WORK INSTRUCTIONS: Write the data out again, exactly as given.

MATERIAL PROVIDED:
################
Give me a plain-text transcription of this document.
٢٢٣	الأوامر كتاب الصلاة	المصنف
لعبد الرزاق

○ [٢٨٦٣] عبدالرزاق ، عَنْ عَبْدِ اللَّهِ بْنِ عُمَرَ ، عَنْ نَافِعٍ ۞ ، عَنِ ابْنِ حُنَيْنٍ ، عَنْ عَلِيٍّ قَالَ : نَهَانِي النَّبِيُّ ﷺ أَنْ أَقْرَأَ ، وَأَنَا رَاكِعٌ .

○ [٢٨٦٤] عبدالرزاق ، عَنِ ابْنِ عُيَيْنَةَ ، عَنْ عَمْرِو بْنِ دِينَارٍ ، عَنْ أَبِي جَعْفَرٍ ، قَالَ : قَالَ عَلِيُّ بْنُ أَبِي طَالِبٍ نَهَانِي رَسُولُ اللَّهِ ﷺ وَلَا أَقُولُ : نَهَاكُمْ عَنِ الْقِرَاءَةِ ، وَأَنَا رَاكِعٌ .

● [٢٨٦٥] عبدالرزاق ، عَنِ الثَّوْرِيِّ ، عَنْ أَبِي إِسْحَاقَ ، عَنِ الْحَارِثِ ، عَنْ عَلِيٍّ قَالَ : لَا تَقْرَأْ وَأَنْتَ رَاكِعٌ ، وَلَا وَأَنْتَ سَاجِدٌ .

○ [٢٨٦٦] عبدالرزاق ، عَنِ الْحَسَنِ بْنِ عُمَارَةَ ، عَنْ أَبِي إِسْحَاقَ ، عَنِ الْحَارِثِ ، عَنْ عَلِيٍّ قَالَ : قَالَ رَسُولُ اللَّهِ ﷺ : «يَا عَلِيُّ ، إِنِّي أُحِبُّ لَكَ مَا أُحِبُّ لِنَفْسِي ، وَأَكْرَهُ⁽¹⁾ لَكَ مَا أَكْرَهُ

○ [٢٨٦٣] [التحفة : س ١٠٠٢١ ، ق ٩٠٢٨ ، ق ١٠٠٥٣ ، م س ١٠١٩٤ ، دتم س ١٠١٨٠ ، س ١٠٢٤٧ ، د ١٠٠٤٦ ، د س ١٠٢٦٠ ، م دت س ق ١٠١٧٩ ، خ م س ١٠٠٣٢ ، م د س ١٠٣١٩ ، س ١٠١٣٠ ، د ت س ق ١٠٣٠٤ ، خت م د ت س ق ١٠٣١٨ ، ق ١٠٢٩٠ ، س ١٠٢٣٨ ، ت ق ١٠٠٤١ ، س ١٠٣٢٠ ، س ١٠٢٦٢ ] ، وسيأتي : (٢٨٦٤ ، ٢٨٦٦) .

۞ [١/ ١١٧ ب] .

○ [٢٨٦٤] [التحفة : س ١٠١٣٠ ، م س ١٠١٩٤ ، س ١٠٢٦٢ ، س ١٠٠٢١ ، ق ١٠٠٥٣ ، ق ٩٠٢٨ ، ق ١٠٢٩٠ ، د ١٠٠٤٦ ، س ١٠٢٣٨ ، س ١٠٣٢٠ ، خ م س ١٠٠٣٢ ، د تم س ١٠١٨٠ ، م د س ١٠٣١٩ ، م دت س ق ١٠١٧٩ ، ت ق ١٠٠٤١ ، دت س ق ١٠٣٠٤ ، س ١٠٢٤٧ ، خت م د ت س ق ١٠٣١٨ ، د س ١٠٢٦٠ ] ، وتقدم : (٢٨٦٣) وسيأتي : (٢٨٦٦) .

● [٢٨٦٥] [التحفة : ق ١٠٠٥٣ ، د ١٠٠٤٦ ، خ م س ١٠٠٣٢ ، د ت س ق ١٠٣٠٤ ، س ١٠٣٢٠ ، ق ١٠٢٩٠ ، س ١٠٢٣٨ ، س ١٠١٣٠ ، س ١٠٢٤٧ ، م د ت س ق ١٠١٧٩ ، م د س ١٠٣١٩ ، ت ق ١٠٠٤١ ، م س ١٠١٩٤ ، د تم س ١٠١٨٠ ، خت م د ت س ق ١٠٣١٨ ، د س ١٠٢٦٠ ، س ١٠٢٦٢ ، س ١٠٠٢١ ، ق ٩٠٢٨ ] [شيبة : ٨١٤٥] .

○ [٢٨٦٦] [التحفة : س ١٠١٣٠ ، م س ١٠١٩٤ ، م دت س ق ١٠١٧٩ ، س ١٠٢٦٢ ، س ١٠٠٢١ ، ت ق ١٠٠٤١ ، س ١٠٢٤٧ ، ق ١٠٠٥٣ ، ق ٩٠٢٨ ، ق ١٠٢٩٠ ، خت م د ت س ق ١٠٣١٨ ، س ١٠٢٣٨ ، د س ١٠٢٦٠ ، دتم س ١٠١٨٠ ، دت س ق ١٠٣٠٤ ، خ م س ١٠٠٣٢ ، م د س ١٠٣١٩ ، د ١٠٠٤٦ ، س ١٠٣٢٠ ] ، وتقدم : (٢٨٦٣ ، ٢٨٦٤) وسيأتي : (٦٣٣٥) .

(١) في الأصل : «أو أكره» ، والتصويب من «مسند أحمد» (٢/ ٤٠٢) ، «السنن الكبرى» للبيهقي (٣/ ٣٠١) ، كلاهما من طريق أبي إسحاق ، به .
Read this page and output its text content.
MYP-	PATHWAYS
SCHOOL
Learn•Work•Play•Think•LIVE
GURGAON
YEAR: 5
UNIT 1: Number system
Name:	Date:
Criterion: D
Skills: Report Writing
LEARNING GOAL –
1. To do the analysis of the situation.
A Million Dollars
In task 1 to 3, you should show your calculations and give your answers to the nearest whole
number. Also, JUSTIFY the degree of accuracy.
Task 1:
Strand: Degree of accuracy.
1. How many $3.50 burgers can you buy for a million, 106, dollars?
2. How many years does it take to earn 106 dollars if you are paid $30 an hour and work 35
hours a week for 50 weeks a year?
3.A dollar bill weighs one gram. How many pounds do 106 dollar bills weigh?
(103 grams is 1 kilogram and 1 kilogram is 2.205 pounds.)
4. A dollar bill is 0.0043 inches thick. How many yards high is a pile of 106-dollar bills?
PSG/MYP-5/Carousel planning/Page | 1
################
TASK ANSWER:
Give me a plain-text transcription of this document.
٢٢٣	الأوامر كتاب الصلاة	المصنف
لعبد الرزاق

○ [٢٨٦٣] عبدالرزاق ، عَنْ عَبْدِ اللَّهِ بْنِ عُمَرَ ، عَنْ نَافِعٍ ۞ ، عَنِ ابْنِ حُنَيْنٍ ، عَنْ عَلِيٍّ قَالَ : نَهَانِي النَّبِيُّ ﷺ أَنْ أَقْرَأَ ، وَأَنَا رَاكِعٌ .

○ [٢٨٦٤] عبدالرزاق ، عَنِ ابْنِ عُيَيْنَةَ ، عَنْ عَمْرِو بْنِ دِينَارٍ ، عَنْ أَبِي جَعْفَرٍ ، قَالَ : قَالَ عَلِيُّ بْنُ أَبِي طَالِبٍ نَهَانِي رَسُولُ اللَّهِ ﷺ وَلَا أَقُولُ : نَهَاكُمْ عَنِ الْقِرَاءَةِ ، وَأَنَا رَاكِعٌ .

● [٢٨٦٥] عبدالرزاق ، عَنِ الثَّوْرِيِّ ، عَنْ أَبِي إِسْحَاقَ ، عَنِ الْحَارِثِ ، عَنْ عَلِيٍّ قَالَ : لَا تَقْرَأْ وَأَنْتَ رَاكِعٌ ، وَلَا وَأَنْتَ سَاجِدٌ .

○ [٢٨٦٦] عبدالرزاق ، عَنِ الْحَسَنِ بْنِ عُمَارَةَ ، عَنْ أَبِي إِسْحَاقَ ، عَنِ الْحَارِثِ ، عَنْ عَلِيٍّ قَالَ : قَالَ رَسُولُ اللَّهِ ﷺ : «يَا عَلِيُّ ، إِنِّي أُحِبُّ لَكَ مَا أُحِبُّ لِنَفْسِي ، وَأَكْرَهُ⁽¹⁾ لَكَ مَا أَكْرَهُ

○ [٢٨٦٣] [التحفة : س ١٠٠٢١ ، ق ٩٠٢٨ ، ق ١٠٠٥٣ ، م س ١٠١٩٤ ، دتم س ١٠١٨٠ ، س ١٠٢٤٧ ، د ١٠٠٤٦ ، د س ١٠٢٦٠ ، م دت س ق ١٠١٧٩ ، خ م س ١٠٠٣٢ ، م د س ١٠٣١٩ ، س ١٠١٣٠ ، د ت س ق ١٠٣٠٤ ، خت م د ت س ق ١٠٣١٨ ، ق ١٠٢٩٠ ، س ١٠٢٣٨ ، ت ق ١٠٠٤١ ، س ١٠٣٢٠ ، س ١٠٢٦٢ ] ، وسيأتي : (٢٨٦٤ ، ٢٨٦٦) .

۞ [١/ ١١٧ ب] .

○ [٢٨٦٤] [التحفة : س ١٠١٣٠ ، م س ١٠١٩٤ ، س ١٠٢٦٢ ، س ١٠٠٢١ ، ق ١٠٠٥٣ ، ق ٩٠٢٨ ، ق ١٠٢٩٠ ، د ١٠٠٤٦ ، س ١٠٢٣٨ ، س ١٠٣٢٠ ، خ م س ١٠٠٣٢ ، د تم س ١٠١٨٠ ، م د س ١٠٣١٩ ، م دت س ق ١٠١٧٩ ، ت ق ١٠٠٤١ ، دت س ق ١٠٣٠٤ ، س ١٠٢٤٧ ، خت م د ت س ق ١٠٣١٨ ، د س ١٠٢٦٠ ] ، وتقدم : (٢٨٦٣) وسيأتي : (٢٨٦٦) .

● [٢٨٦٥] [التحفة : ق ١٠٠٥٣ ، د ١٠٠٤٦ ، خ م س ١٠٠٣٢ ، د ت س ق ١٠٣٠٤ ، س ١٠٣٢٠ ، ق ١٠٢٩٠ ، س ١٠٢٣٨ ، س ١٠١٣٠ ، س ١٠٢٤٧ ، م د ت س ق ١٠١٧٩ ، م د س ١٠٣١٩ ، ت ق ١٠٠٤١ ، م س ١٠١٩٤ ، د تم س ١٠١٨٠ ، خت م د ت س ق ١٠٣١٨ ، د س ١٠٢٦٠ ، س ١٠٢٦٢ ، س ١٠٠٢١ ، ق ٩٠٢٨ ] [شيبة : ٨١٤٥] .

○ [٢٨٦٦] [التحفة : س ١٠١٣٠ ، م س ١٠١٩٤ ، م دت س ق ١٠١٧٩ ، س ١٠٢٦٢ ، س ١٠٠٢١ ، ت ق ١٠٠٤١ ، س ١٠٢٤٧ ، ق ١٠٠٥٣ ، ق ٩٠٢٨ ، ق ١٠٢٩٠ ، خت م د ت س ق ١٠٣١٨ ، س ١٠٢٣٨ ، د س ١٠٢٦٠ ، دتم س ١٠١٨٠ ، دت س ق ١٠٣٠٤ ، خ م س ١٠٠٣٢ ، م د س ١٠٣١٩ ، د ١٠٠٤٦ ، س ١٠٣٢٠ ] ، وتقدم : (٢٨٦٣ ، ٢٨٦٤) وسيأتي : (٦٣٣٥) .

(١) في الأصل : «أو أكره» ، والتصويب من «مسند أحمد» (٢/ ٤٠٢) ، «السنن الكبرى» للبيهقي (٣/ ٣٠١) ، كلاهما من طريق أبي إسحاق ، به .
Read this page and output its text content.
MYP-	PATHWAYS
SCHOOL
Learn•Work•Play•Think•LIVE
GURGAON
YEAR: 5
UNIT 1: Number system
Name:	Date:
Criterion: D
Skills: Report Writing
LEARNING GOAL –
1. To do the analysis of the situation.
A Million Dollars
In task 1 to 3, you should show your calculations and give your answers to the nearest whole
number. Also, JUSTIFY the degree of accuracy.
Task 1:
Strand: Degree of accuracy.
1. How many $3.50 burgers can you buy for a million, 106, dollars?
2. How many years does it take to earn 106 dollars if you are paid $30 an hour and work 35
hours a week for 50 weeks a year?
3.A dollar bill weighs one gram. How many pounds do 106 dollar bills weigh?
(103 grams is 1 kilogram and 1 kilogram is 2.205 pounds.)
4. A dollar bill is 0.0043 inches thick. How many yards high is a pile of 106-dollar bills?
PSG/MYP-5/Carousel planning/Page | 1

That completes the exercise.